Your task:
Select all lines with the string "자본가는" in them, and copy those lines.

Stored records:

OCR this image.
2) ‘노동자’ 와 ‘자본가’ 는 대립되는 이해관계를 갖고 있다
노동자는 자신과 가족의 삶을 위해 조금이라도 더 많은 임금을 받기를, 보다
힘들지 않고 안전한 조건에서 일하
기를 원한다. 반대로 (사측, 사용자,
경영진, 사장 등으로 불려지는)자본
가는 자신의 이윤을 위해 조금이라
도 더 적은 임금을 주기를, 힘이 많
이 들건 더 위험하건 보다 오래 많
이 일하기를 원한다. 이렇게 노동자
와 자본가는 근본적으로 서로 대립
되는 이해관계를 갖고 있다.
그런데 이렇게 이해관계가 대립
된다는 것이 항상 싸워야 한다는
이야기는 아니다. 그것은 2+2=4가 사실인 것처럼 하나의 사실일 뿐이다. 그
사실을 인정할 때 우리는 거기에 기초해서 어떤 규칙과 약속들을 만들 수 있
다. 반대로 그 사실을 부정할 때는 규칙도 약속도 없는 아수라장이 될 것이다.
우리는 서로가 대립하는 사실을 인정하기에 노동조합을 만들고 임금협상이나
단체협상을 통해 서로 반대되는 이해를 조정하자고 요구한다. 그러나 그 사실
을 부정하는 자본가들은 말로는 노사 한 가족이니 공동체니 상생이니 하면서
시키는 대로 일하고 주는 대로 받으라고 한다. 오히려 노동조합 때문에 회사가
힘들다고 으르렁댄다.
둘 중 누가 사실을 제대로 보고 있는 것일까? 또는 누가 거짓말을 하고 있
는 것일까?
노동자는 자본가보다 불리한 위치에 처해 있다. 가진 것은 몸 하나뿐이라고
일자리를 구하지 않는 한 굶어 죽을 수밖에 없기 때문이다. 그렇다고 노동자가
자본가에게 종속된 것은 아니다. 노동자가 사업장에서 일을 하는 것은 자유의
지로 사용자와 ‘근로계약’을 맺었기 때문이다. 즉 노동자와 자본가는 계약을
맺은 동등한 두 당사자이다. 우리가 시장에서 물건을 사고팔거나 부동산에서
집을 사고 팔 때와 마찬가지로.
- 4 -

Exercise result:
와 자본가는 근본적으로 서로 대립
지로 사용자와 ‘근로계약’을 맺었기 때문이다. 즉 노동자와 자본가는 계약을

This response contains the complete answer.